- PROBLEM STATEMENT
Report how many lines hold the string "durch". Give the number and nothing else.

- Entries from a dataset
>> start

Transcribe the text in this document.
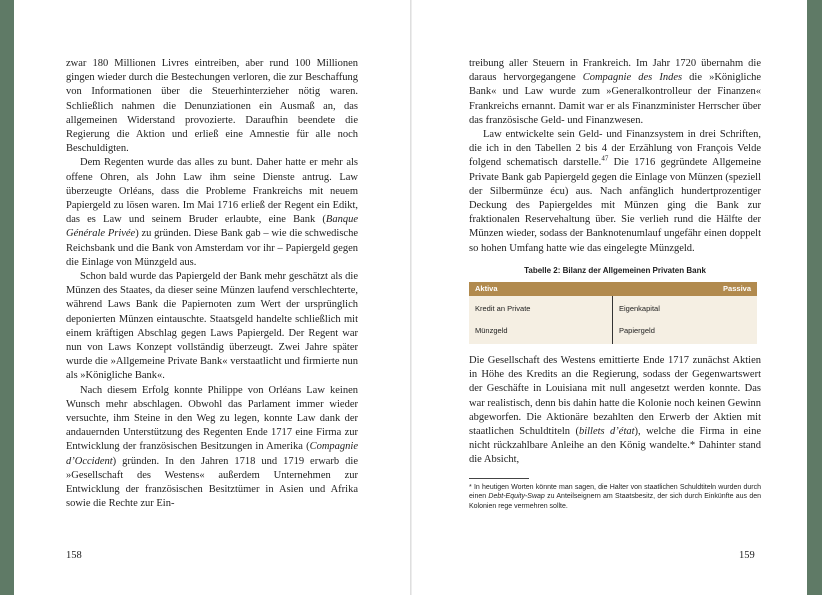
zwar 180 Millionen Livres eintreiben, aber rund 100 Millionen gingen wieder durch die Bestechungen verloren, die zur Beschaffung von Informationen über die Steuerhinterzieher nötig waren. Schließlich nahmen die Denunziationen ein Ausmaß an, das allgemeinen Widerstand provozierte. Daraufhin beendete die Regierung die Aktion und erließ eine Amnestie für alle noch Beschuldigten.

Dem Regenten wurde das alles zu bunt. Daher hatte er mehr als offene Ohren, als John Law ihm seine Dienste antrug. Law überzeugte Orléans, dass die Probleme Frankreichs mit neuem Papiergeld zu lösen waren. Im Mai 1716 erließ der Regent ein Edikt, das es Law und seinem Bruder erlaubte, eine Bank (Banque Générale Privée) zu gründen. Diese Bank gab – wie die schwedische Reichsbank und die Bank von Amsterdam vor ihr – Papiergeld gegen die Einlage von Münzgeld aus.

Schon bald wurde das Papiergeld der Bank mehr geschätzt als die Münzen des Staates, da dieser seine Münzen laufend verschlechterte, während Laws Bank die Papiernoten zum Wert der ursprünglich deponierten Münzen eintauschte. Staatsgeld handelte schließlich mit einem kräftigen Abschlag gegen Laws Papiergeld. Der Regent war nun von Laws Konzept vollständig überzeugt. Zwei Jahre später wurde die »Allgemeine Private Bank« verstaatlicht und firmierte nun als »Königliche Bank«.

Nach diesem Erfolg konnte Philippe von Orléans Law keinen Wunsch mehr abschlagen. Obwohl das Parlament immer wieder versuchte, ihm Steine in den Weg zu legen, konnte Law dank der andauernden Unterstützung des Regenten Ende 1717 eine Firma zur Entwicklung der französischen Besitzungen in Amerika (Compagnie d’Occident) gründen. In den Jahren 1718 und 1719 erwarb die »Gesellschaft des Westens« außerdem Unternehmen zur Entwicklung der französischen Besitztümer in Asien und Afrika sowie die Rechte zur Ein-

158

treibung aller Steuern in Frankreich. Im Jahr 1720 übernahm die daraus hervorgegangene Compagnie des Indes die »Königliche Bank« und Law wurde zum »Generalkontrolleur der Finanzen« Frankreichs ernannt. Damit war er als Finanzminister Herrscher über das französische Geld- und Finanzwesen.

Law entwickelte sein Geld- und Finanzsystem in drei Schriften, die ich in den Tabellen 2 bis 4 der Erzählung von François Velde folgend schematisch darstelle.$^{47}$ Die 1716 gegründete Allgemeine Private Bank gab Papiergeld gegen die Einlage von Münzen (speziell der Silbermünze écu) aus. Nach anfänglich hundertprozentiger Deckung des Papiergeldes mit Münzen ging die Bank zur fraktionalen Reservehaltung über. Sie verlieh rund die Hälfte der Münzen wieder, sodass der Banknotenumlauf ungefähr einen doppelt so hohen Umfang hatte wie das eingelegte Münzgeld.

Tabelle 2: Bilanz der Allgemeinen Privaten Bank
Aktiva	Passiva
Kredit an Private
Münzgeld
Eigenkapital
Papiergeld

Die Gesellschaft des Westens emittierte Ende 1717 zunächst Aktien in Höhe des Kredits an die Regierung, sodass der Gegenwartswert der Geschäfte in Louisiana mit null angesetzt werden konnte. Das war realistisch, denn bis dahin hatte die Kolonie noch keinen Gewinn abgeworfen. Die Aktionäre bezahlten den Erwerb der Aktien mit staatlichen Schuldtiteln (billets d’état), welche die Firma in eine nicht rückzahlbare Anleihe an den König wandelte.* Dahinter stand die Absicht,

* In heutigen Worten könnte man sagen, die Halter von staatlichen Schuldtiteln wurden durch einen Debt-Equity-Swap zu Anteilseignern am Staatsbesitz, der sich durch Einkünfte aus den Kolonien rege vermehren sollte.
159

>> end

- EXPECTED ANSWER
2